Records from a collection of figures:
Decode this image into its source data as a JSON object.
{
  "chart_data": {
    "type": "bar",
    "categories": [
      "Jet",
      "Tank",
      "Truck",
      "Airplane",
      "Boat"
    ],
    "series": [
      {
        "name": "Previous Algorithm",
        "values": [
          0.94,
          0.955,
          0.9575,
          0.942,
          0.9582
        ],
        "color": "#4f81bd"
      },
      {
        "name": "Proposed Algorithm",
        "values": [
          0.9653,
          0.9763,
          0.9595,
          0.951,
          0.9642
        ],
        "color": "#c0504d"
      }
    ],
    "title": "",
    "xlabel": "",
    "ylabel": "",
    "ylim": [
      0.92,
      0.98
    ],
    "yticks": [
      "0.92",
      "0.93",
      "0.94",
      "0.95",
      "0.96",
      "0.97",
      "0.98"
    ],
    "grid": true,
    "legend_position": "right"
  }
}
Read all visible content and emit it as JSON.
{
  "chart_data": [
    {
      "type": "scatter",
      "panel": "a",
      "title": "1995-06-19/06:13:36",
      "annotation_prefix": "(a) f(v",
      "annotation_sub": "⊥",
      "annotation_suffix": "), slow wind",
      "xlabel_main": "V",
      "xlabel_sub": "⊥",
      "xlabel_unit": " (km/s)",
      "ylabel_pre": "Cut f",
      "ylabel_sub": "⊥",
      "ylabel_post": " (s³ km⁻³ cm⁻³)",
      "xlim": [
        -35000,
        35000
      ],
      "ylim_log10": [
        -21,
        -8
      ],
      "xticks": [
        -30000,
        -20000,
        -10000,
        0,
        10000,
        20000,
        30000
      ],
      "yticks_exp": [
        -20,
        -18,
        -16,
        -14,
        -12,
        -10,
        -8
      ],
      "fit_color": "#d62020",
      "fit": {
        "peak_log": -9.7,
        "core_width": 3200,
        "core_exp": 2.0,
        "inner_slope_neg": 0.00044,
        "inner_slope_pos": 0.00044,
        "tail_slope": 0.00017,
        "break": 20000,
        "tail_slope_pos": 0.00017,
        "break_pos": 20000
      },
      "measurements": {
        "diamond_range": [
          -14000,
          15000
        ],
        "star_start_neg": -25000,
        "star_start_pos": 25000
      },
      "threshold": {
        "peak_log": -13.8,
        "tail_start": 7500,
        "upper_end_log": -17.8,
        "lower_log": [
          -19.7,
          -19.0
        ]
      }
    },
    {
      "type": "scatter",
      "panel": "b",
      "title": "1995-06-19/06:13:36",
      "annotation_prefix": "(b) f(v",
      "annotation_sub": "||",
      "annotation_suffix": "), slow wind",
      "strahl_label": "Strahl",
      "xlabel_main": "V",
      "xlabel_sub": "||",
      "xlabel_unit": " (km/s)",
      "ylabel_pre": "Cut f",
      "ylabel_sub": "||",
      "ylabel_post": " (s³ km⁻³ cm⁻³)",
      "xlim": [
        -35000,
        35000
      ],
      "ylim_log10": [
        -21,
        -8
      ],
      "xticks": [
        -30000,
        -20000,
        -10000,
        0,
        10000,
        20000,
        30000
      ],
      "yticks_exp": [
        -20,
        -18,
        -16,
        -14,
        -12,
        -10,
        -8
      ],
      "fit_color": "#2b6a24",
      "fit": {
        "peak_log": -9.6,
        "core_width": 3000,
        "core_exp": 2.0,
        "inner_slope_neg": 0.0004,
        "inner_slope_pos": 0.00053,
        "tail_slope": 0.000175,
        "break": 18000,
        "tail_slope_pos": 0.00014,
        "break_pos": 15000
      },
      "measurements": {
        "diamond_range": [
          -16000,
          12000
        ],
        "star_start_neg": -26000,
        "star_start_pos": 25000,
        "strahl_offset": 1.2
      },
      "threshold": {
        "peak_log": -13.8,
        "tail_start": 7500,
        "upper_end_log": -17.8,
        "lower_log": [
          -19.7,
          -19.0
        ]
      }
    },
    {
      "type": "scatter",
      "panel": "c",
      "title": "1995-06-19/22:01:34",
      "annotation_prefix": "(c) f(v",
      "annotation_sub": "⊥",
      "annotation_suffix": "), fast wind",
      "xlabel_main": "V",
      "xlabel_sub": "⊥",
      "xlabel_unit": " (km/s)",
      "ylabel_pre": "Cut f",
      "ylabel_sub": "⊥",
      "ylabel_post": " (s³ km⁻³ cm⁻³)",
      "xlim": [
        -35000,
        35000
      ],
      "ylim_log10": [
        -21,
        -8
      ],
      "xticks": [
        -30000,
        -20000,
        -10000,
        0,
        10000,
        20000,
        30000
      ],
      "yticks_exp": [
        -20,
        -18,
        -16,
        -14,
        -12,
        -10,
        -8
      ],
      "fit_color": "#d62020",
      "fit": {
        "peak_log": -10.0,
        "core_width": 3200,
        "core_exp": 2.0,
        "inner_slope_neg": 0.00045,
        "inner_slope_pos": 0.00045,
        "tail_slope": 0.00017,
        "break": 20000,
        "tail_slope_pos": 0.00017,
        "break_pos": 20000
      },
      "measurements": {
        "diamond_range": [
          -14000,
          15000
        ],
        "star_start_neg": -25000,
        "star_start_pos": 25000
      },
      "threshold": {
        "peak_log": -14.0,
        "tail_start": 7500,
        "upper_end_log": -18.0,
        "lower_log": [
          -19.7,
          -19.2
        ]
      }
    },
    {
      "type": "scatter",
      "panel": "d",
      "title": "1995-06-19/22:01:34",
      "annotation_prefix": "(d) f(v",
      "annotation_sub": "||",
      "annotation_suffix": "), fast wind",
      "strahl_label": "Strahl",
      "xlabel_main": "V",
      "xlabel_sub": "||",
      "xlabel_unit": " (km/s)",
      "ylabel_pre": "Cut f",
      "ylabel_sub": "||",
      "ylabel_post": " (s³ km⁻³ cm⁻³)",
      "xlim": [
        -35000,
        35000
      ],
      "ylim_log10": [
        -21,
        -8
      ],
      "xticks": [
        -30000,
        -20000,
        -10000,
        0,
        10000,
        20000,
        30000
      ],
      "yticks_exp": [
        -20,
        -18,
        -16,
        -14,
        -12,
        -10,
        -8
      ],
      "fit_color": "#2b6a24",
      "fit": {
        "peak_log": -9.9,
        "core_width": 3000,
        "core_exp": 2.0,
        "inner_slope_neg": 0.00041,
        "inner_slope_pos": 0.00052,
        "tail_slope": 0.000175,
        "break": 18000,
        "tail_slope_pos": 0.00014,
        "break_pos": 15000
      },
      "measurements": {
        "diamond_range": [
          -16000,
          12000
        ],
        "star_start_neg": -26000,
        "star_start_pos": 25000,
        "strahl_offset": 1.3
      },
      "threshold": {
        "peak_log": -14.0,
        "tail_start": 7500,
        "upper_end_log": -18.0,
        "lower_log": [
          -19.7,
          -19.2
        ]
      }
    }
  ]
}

• Written exercise
Please output the entire listing exactly as it stands.

• Exercise output
Decode this image into its source data as a JSON object.
{
  "chart_data": {
    "type": "bar",
    "categories": [
      "Jet",
      "Tank",
      "Truck",
      "Airplane",
      "Boat"
    ],
    "series": [
      {
        "name": "Previous Algorithm",
        "values": [
          0.94,
          0.955,
          0.9575,
          0.942,
          0.9582
        ],
        "color": "#4f81bd"
      },
      {
        "name": "Proposed Algorithm",
        "values": [
          0.9653,
          0.9763,
          0.9595,
          0.951,
          0.9642
        ],
        "color": "#c0504d"
      }
    ],
    "title": "",
    "xlabel": "",
    "ylabel": "",
    "ylim": [
      0.92,
      0.98
    ],
    "yticks": [
      "0.92",
      "0.93",
      "0.94",
      "0.95",
      "0.96",
      "0.97",
      "0.98"
    ],
    "grid": true,
    "legend_position": "right"
  }
}
Read all visible content and emit it as JSON.
{
  "chart_data": [
    {
      "type": "scatter",
      "panel": "a",
      "title": "1995-06-19/06:13:36",
      "annotation_prefix": "(a) f(v",
      "annotation_sub": "⊥",
      "annotation_suffix": "), slow wind",
      "xlabel_main": "V",
      "xlabel_sub": "⊥",
      "xlabel_unit": " (km/s)",
      "ylabel_pre": "Cut f",
      "ylabel_sub": "⊥",
      "ylabel_post": " (s³ km⁻³ cm⁻³)",
      "xlim": [
        -35000,
        35000
      ],
      "ylim_log10": [
        -21,
        -8
      ],
      "xticks": [
        -30000,
        -20000,
        -10000,
        0,
        10000,
        20000,
        30000
      ],
      "yticks_exp": [
        -20,
        -18,
        -16,
        -14,
        -12,
        -10,
        -8
      ],
      "fit_color": "#d62020",
      "fit": {
        "peak_log": -9.7,
        "core_width": 3200,
        "core_exp": 2.0,
        "inner_slope_neg": 0.00044,
        "inner_slope_pos": 0.00044,
        "tail_slope": 0.00017,
        "break": 20000,
        "tail_slope_pos": 0.00017,
        "break_pos": 20000
      },
      "measurements": {
        "diamond_range": [
          -14000,
          15000
        ],
        "star_start_neg": -25000,
        "star_start_pos": 25000
      },
      "threshold": {
        "peak_log": -13.8,
        "tail_start": 7500,
        "upper_end_log": -17.8,
        "lower_log": [
          -19.7,
          -19.0
        ]
      }
    },
    {
      "type": "scatter",
      "panel": "b",
      "title": "1995-06-19/06:13:36",
      "annotation_prefix": "(b) f(v",
      "annotation_sub": "||",
      "annotation_suffix": "), slow wind",
      "strahl_label": "Strahl",
      "xlabel_main": "V",
      "xlabel_sub": "||",
      "xlabel_unit": " (km/s)",
      "ylabel_pre": "Cut f",
      "ylabel_sub": "||",
      "ylabel_post": " (s³ km⁻³ cm⁻³)",
      "xlim": [
        -35000,
        35000
      ],
      "ylim_log10": [
        -21,
        -8
      ],
      "xticks": [
        -30000,
        -20000,
        -10000,
        0,
        10000,
        20000,
        30000
      ],
      "yticks_exp": [
        -20,
        -18,
        -16,
        -14,
        -12,
        -10,
        -8
      ],
      "fit_color": "#2b6a24",
      "fit": {
        "peak_log": -9.6,
        "core_width": 3000,
        "core_exp": 2.0,
        "inner_slope_neg": 0.0004,
        "inner_slope_pos": 0.00053,
        "tail_slope": 0.000175,
        "break": 18000,
        "tail_slope_pos": 0.00014,
        "break_pos": 15000
      },
      "measurements": {
        "diamond_range": [
          -16000,
          12000
        ],
        "star_start_neg": -26000,
        "star_start_pos": 25000,
        "strahl_offset": 1.2
      },
      "threshold": {
        "peak_log": -13.8,
        "tail_start": 7500,
        "upper_end_log": -17.8,
        "lower_log": [
          -19.7,
          -19.0
        ]
      }
    },
    {
      "type": "scatter",
      "panel": "c",
      "title": "1995-06-19/22:01:34",
      "annotation_prefix": "(c) f(v",
      "annotation_sub": "⊥",
      "annotation_suffix": "), fast wind",
      "xlabel_main": "V",
      "xlabel_sub": "⊥",
      "xlabel_unit": " (km/s)",
      "ylabel_pre": "Cut f",
      "ylabel_sub": "⊥",
      "ylabel_post": " (s³ km⁻³ cm⁻³)",
      "xlim": [
        -35000,
        35000
      ],
      "ylim_log10": [
        -21,
        -8
      ],
      "xticks": [
        -30000,
        -20000,
        -10000,
        0,
        10000,
        20000,
        30000
      ],
      "yticks_exp": [
        -20,
        -18,
        -16,
        -14,
        -12,
        -10,
        -8
      ],
      "fit_color": "#d62020",
      "fit": {
        "peak_log": -10.0,
        "core_width": 3200,
        "core_exp": 2.0,
        "inner_slope_neg": 0.00045,
        "inner_slope_pos": 0.00045,
        "tail_slope": 0.00017,
        "break": 20000,
        "tail_slope_pos": 0.00017,
        "break_pos": 20000
      },
      "measurements": {
        "diamond_range": [
          -14000,
          15000
        ],
        "star_start_neg": -25000,
        "star_start_pos": 25000
      },
      "threshold": {
        "peak_log": -14.0,
        "tail_start": 7500,
        "upper_end_log": -18.0,
        "lower_log": [
          -19.7,
          -19.2
        ]
      }
    },
    {
      "type": "scatter",
      "panel": "d",
      "title": "1995-06-19/22:01:34",
      "annotation_prefix": "(d) f(v",
      "annotation_sub": "||",
      "annotation_suffix": "), fast wind",
      "strahl_label": "Strahl",
      "xlabel_main": "V",
      "xlabel_sub": "||",
      "xlabel_unit": " (km/s)",
      "ylabel_pre": "Cut f",
      "ylabel_sub": "||",
      "ylabel_post": " (s³ km⁻³ cm⁻³)",
      "xlim": [
        -35000,
        35000
      ],
      "ylim_log10": [
        -21,
        -8
      ],
      "xticks": [
        -30000,
        -20000,
        -10000,
        0,
        10000,
        20000,
        30000
      ],
      "yticks_exp": [
        -20,
        -18,
        -16,
        -14,
        -12,
        -10,
        -8
      ],
      "fit_color": "#2b6a24",
      "fit": {
        "peak_log": -9.9,
        "core_width": 3000,
        "core_exp": 2.0,
        "inner_slope_neg": 0.00041,
        "inner_slope_pos": 0.00052,
        "tail_slope": 0.000175,
        "break": 18000,
        "tail_slope_pos": 0.00014,
        "break_pos": 15000
      },
      "measurements": {
        "diamond_range": [
          -16000,
          12000
        ],
        "star_start_neg": -26000,
        "star_start_pos": 25000,
        "strahl_offset": 1.3
      },
      "threshold": {
        "peak_log": -14.0,
        "tail_start": 7500,
        "upper_end_log": -18.0,
        "lower_log": [
          -19.7,
          -19.2
        ]
      }
    }
  ]
}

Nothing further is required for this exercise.